[Dataset items]
-- Begin --
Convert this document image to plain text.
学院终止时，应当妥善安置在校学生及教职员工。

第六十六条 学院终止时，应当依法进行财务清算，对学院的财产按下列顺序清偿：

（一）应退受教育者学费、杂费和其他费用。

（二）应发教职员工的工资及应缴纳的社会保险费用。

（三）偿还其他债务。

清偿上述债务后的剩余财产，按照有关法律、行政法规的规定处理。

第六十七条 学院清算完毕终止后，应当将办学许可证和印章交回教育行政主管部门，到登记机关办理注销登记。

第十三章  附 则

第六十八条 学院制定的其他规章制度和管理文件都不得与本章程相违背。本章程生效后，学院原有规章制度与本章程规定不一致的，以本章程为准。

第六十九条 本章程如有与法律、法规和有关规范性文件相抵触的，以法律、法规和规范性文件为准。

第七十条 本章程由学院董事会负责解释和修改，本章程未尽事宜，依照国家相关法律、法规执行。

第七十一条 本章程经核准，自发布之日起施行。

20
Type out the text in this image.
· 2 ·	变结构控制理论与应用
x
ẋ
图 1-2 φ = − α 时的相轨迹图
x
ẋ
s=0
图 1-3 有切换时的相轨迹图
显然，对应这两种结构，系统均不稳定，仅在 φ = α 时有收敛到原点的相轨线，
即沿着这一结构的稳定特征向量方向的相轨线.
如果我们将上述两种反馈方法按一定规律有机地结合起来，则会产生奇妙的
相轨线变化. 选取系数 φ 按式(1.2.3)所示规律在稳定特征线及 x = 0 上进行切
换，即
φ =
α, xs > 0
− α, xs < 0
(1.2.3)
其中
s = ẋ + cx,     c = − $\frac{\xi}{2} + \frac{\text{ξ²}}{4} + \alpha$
-- End --
Written request —
Among the records above, how many lines carry the string "image"? Reply with the number alone.

Output —
2